#### [Goal]
Check each line of the material below, and copy it if it holds the string "Cave".

[START Material for this task]

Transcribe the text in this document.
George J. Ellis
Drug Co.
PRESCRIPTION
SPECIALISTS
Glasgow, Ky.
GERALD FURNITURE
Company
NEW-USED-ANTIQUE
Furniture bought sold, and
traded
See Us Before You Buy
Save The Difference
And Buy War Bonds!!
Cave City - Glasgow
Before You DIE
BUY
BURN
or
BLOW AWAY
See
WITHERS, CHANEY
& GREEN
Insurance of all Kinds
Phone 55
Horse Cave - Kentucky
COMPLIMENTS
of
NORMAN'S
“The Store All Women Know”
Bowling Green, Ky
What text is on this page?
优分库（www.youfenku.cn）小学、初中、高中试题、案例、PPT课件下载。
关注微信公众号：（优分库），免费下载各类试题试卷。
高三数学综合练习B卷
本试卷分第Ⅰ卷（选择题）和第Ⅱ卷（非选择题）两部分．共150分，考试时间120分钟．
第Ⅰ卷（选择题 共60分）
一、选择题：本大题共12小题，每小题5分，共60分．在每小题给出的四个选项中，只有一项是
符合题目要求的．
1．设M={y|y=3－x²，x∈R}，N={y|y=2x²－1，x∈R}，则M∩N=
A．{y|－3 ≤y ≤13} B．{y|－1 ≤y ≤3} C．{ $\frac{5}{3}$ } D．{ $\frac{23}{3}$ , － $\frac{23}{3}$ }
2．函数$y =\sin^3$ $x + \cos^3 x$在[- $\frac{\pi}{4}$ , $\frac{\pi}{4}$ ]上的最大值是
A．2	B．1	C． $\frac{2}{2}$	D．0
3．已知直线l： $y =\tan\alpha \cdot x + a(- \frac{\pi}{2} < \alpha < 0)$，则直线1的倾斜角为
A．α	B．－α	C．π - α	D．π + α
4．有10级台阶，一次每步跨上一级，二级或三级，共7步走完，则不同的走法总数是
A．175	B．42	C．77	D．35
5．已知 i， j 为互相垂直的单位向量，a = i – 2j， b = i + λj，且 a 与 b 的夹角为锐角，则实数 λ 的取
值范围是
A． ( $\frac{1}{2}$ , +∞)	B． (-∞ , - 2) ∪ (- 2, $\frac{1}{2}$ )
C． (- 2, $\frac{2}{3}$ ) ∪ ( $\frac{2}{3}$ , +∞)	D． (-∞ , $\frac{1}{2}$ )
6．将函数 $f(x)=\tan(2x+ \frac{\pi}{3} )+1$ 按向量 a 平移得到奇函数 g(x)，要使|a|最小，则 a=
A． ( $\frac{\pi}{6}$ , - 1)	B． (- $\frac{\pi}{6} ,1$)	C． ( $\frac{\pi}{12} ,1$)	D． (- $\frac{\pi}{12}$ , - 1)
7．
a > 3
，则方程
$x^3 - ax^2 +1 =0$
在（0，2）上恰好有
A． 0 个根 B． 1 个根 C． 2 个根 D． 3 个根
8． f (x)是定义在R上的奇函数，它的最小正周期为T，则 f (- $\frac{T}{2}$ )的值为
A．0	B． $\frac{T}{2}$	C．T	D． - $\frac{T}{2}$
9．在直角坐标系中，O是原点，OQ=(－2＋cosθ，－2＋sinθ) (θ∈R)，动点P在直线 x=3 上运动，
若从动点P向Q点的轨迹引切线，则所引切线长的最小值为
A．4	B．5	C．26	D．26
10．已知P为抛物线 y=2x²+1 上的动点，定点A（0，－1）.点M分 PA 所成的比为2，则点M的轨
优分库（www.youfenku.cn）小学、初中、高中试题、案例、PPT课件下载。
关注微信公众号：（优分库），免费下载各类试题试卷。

[END Material for this task]

#### [Solution for this problem]
Cave City - Glasgow
Horse Cave - Kentucky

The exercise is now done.